━━━ 文書抜粋

黛の父親はハボク(縁日に出店する植木屋、葉+木)で、黛が宵明けとしてデビューしたと同時に蒸発、生きているならもう八十才近いといいます。

 

警察署から帰り、博慈会の人間らしき人物が尾行しているのに気が付きます。

どうやら、黛を博慈会がやったことを話したと思われたようです。

 

相手は拳銃を所持しているように見え、修一は逃げますが、相手もついてきます。

そこで修一はわざと交番に近づくと、怪しい素振りを見せ、警官に職務質問させます。

 

その時、ドライバーを所持していたため、軽犯罪で捕まり、杉本と同じ留置場に入れられます。

同業者は会話を引き出すために同房に置くことを修一は知っていました。

 

これで博慈会の男から逃れ、杉本と接触することが出来ました。

修一は黛が死んだことを伝えると、様々なことを教えてもらいます。

 

黛の父親は耕三郎という名前で、杉本は彼の一番弟子でした。

━━━━━━

情報の活用 —
a: あらすじの「どうやら、黛を博慈会がやったことを話したと思われたようです。」から「と同じ留置場に入れられます。」までを(両端を含む)、「交番」を「派出所」に置き換えて書き直してください。
b: あらすじによると、黛の父親の名前は何ですか。
c: あらすじの最後の文に続く内容を書いてください。
項目はいずれもあらすじの作業には使いません。

━━━ 提供データ

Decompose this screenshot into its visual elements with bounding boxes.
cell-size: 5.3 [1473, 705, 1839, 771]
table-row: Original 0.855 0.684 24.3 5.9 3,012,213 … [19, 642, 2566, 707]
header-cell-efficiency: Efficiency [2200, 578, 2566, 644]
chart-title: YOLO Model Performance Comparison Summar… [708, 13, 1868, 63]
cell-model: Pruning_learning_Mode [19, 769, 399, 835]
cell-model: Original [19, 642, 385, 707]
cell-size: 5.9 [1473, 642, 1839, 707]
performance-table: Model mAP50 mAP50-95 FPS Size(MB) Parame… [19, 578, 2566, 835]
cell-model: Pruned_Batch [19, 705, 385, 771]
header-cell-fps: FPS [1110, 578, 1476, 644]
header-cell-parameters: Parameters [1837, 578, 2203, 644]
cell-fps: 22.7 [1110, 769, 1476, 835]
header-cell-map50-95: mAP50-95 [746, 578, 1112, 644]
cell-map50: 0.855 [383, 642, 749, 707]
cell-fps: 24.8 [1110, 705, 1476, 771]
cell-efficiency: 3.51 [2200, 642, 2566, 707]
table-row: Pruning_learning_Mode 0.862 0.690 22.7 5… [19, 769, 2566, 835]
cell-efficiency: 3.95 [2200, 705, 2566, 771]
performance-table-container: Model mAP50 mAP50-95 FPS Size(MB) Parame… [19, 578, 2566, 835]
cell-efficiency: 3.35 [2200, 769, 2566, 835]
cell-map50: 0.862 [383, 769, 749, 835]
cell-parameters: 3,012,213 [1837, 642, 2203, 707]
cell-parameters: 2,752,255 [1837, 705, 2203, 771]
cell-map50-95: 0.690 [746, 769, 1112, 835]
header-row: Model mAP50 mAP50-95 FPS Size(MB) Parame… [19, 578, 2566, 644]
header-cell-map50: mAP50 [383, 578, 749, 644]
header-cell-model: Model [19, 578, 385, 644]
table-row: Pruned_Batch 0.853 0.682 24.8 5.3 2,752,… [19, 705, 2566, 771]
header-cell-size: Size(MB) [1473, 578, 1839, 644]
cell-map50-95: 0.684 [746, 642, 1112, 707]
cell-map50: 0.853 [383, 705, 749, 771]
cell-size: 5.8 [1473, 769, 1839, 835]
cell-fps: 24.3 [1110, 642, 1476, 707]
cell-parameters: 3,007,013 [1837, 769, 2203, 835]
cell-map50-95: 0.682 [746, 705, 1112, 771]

━━━━━━

演習の解答 —
a:
どうやら、黛を博慈会がやったことを話したと思われたようです。

 

相手は拳銃を所持しているように見え、修一は逃げますが、相手もついてきます。

そこで修一はわざと派出所に近づくと、怪しい素振りを見せ、警官に職務質問させます。

 

その時、ドライバーを所持していたため、軽犯罪で捕まり、杉本と同じ留置場に入れられます。

b: 耕三郎です。

c:
杉本は天才でしたが、一度のミスから右手の指全てを金づちで潰され、ハボクになったのだといいます。

 

拘留期限は四十八時間ですが、その前に刑事の馬淵によって貸しを作ろうと釈放されます。

修一はその足で前に電話した老人ホームに行くと、身元の分からない人として岳山という人物の病室に案内されます。

 

彼はボケていて修一の言葉には何も反応しませんでしたが、折り紙で鶴を折っていて、手先へのこだわりが見られました。

しかし、修一は折り鶴の数から、彼はボケていないと判断します。

 

岳山は一日一羽折っていて、その数は黛の前から姿を消してからの日数でした。

彼は、黛が迎えにくるのを待っていたのです。

 

啓二は黛の遺言を伝えるべきだと主張しますが、修一は彼が父親のことを恨んでいた方に賭け、彼が死んだことだけを伝え、遺言は伝えないのでした。

 

 

行方

 

出所からもうすぐ一年が経とうとしていた頃。

『旅館いたみ』にいる修一のもとに久子が訪れます。

 

彼女は誰かに尾行されているといい、ことの経緯を話します。

以前、修一も見掛けた久子と一緒にいた男性はお見合い相手で、久能次郎といいます。

 

久子は何度も次郎と会い、修一のことを諦めて彼と結ばれようと思いかけていましたが、そこで思いがけないことが起きます。

ある日のデートにやってきた次郎は顔や姿形こそ似ていますが、久子には別人だとすぐに分かりました。

 

聞くと、相手は久能新一郎、次郎の兄だといいます。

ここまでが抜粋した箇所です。